Exercise: Return the lines where the word "indicaAi" occurs.
(begin)
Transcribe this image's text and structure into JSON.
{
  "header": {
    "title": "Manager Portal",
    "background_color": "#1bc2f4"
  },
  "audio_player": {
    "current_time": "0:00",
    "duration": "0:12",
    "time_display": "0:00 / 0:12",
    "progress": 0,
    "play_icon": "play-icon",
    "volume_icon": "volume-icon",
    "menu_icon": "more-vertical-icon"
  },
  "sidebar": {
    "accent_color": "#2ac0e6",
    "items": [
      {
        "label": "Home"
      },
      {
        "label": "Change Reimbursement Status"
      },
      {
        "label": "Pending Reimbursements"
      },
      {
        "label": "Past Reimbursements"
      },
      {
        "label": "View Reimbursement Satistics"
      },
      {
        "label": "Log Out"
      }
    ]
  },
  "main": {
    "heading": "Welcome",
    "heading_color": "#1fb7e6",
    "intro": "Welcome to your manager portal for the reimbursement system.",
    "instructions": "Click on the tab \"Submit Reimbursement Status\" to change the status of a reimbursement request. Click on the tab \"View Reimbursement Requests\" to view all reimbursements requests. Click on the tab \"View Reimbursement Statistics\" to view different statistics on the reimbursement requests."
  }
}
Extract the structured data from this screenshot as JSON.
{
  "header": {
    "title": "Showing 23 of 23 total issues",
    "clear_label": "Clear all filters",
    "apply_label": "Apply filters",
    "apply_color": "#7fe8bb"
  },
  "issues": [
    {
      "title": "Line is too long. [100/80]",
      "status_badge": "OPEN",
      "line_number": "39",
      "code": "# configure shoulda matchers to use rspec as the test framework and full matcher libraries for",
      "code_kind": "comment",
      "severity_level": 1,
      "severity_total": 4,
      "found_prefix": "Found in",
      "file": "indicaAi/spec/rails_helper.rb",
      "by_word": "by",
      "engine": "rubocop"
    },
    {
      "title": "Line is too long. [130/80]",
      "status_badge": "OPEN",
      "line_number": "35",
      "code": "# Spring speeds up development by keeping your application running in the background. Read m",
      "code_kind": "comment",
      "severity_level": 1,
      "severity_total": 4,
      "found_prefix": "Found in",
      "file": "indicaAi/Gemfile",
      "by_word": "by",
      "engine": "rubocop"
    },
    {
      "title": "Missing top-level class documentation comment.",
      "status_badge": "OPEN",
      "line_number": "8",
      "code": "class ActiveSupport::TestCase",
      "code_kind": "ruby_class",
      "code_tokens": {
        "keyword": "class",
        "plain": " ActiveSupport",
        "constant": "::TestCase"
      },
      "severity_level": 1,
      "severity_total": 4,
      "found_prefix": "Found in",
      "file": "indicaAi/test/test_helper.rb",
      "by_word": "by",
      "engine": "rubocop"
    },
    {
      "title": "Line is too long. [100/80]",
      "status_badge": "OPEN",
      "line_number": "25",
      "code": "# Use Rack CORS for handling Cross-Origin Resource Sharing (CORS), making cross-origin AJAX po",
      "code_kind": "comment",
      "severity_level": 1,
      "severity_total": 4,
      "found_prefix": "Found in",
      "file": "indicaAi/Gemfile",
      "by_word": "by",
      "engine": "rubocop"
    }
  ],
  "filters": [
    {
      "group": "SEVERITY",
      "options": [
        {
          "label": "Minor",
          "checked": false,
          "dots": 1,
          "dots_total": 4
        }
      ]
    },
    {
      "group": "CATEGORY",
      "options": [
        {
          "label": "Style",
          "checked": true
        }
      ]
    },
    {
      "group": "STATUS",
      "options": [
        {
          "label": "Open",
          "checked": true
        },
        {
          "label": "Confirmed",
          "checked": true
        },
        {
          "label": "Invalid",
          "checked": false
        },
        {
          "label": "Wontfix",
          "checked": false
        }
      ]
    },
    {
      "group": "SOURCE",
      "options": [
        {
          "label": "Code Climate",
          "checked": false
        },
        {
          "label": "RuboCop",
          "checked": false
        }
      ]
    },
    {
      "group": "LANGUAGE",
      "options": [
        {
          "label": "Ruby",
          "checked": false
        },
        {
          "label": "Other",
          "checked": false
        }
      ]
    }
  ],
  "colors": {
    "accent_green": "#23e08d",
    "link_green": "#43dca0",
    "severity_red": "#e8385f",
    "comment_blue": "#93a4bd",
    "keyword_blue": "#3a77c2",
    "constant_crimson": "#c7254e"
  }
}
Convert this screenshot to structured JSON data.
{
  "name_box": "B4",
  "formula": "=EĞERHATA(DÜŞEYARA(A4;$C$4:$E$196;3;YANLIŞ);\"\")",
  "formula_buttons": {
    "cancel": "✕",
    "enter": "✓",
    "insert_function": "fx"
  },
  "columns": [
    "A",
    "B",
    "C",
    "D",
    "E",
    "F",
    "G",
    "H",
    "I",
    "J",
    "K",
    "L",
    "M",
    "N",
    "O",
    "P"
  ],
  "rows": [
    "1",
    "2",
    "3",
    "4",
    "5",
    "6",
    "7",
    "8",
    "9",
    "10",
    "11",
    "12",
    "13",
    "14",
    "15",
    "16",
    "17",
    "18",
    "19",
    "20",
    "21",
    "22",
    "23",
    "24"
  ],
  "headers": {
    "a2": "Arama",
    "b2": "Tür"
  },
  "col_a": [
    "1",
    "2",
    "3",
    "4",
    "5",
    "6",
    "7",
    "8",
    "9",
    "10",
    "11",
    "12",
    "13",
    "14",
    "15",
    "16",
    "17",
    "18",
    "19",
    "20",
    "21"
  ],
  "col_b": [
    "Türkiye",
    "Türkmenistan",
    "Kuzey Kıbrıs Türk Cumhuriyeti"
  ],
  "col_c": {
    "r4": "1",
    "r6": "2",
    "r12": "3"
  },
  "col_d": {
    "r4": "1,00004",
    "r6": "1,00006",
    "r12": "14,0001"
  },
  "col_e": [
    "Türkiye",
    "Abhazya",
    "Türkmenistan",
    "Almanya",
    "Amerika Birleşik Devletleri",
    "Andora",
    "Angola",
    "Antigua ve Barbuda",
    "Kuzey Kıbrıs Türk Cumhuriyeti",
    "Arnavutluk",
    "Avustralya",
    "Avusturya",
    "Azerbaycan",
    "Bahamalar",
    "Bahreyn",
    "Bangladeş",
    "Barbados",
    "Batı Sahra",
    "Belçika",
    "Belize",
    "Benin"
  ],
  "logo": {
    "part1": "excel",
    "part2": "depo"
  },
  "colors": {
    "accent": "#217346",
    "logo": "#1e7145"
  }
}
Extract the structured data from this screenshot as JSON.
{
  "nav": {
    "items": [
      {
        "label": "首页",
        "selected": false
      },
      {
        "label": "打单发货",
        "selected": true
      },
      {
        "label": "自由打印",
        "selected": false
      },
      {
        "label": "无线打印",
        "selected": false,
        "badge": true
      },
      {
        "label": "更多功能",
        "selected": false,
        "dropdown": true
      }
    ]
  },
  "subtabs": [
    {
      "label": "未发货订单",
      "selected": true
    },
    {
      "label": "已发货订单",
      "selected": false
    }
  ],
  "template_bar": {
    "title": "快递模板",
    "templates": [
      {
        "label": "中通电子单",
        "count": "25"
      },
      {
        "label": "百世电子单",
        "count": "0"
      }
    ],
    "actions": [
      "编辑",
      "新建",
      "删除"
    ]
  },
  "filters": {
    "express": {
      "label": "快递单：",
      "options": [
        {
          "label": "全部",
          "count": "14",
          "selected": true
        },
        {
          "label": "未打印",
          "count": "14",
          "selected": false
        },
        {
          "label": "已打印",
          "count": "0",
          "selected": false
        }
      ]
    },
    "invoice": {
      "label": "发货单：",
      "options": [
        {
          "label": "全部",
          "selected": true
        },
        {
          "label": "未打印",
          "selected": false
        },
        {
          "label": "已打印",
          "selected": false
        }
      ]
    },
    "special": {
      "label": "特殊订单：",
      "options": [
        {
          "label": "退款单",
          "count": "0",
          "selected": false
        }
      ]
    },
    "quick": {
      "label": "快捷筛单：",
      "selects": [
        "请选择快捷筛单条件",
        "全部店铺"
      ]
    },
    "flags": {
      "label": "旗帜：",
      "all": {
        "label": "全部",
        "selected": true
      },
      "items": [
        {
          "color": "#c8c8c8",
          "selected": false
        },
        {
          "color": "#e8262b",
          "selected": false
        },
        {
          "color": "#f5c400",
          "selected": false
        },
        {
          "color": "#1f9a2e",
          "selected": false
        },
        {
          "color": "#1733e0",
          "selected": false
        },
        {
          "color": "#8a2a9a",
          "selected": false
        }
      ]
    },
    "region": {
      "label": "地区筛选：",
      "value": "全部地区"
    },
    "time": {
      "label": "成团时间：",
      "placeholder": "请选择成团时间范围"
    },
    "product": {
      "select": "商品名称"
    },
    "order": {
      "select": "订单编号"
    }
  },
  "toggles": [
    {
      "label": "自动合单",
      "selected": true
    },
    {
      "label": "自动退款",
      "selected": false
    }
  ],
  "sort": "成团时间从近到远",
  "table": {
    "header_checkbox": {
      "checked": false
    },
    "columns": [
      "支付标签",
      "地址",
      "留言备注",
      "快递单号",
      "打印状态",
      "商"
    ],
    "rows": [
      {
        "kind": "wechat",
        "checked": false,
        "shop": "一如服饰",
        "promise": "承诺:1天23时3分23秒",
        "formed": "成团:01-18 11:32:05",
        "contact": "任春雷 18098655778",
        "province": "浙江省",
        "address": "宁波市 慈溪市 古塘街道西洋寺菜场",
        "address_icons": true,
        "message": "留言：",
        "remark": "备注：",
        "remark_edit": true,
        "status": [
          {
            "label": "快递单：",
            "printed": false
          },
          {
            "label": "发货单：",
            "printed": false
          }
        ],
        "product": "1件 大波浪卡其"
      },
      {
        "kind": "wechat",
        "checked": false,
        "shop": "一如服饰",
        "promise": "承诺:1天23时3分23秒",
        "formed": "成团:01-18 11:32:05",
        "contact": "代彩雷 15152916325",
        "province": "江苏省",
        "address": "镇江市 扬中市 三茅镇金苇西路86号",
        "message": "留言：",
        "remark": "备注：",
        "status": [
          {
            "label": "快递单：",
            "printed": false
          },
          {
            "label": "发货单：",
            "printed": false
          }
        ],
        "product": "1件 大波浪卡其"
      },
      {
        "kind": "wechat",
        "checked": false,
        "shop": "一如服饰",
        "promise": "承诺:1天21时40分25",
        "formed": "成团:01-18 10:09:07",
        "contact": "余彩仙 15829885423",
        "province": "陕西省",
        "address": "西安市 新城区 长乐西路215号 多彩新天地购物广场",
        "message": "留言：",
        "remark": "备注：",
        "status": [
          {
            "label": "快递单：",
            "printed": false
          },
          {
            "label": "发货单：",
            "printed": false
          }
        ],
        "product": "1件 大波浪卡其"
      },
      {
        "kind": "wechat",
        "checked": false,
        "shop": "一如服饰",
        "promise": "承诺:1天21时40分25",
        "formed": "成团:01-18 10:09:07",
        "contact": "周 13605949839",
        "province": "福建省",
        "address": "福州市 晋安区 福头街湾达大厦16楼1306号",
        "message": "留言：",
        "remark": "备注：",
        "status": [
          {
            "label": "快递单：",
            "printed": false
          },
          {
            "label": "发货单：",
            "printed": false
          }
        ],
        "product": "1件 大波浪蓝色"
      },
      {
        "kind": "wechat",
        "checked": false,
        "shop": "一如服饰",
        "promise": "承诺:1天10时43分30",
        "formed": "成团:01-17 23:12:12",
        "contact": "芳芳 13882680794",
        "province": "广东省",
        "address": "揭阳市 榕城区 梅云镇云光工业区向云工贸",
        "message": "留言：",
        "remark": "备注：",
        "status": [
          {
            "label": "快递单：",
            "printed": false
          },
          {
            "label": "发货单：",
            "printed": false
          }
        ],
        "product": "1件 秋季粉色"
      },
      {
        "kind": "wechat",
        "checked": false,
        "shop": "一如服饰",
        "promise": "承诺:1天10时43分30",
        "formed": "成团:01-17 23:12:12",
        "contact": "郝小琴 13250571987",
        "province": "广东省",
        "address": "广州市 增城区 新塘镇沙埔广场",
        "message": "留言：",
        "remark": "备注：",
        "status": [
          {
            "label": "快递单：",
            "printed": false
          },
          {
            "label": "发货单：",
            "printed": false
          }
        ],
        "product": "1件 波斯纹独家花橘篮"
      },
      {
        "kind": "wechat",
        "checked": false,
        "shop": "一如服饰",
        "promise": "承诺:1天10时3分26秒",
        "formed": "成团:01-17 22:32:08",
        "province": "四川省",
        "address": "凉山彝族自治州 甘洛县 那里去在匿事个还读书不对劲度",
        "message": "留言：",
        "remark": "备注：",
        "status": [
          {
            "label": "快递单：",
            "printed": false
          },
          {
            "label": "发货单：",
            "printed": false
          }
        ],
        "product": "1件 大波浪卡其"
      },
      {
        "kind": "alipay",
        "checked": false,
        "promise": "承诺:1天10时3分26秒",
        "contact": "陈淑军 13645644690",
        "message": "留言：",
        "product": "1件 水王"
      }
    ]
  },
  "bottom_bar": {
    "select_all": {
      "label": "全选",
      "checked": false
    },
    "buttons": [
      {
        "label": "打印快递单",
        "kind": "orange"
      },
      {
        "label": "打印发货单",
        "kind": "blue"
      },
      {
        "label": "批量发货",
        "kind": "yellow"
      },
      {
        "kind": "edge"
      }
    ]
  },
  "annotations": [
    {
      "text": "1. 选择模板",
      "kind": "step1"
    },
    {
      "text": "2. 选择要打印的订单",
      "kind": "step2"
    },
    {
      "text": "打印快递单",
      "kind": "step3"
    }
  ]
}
(end)
Response for this exercise:
      "file": "indicaAi/spec/rails_helper.rb",
      "file": "indicaAi/Gemfile",
      "file": "indicaAi/test/test_helper.rb",
      "file": "indicaAi/Gemfile",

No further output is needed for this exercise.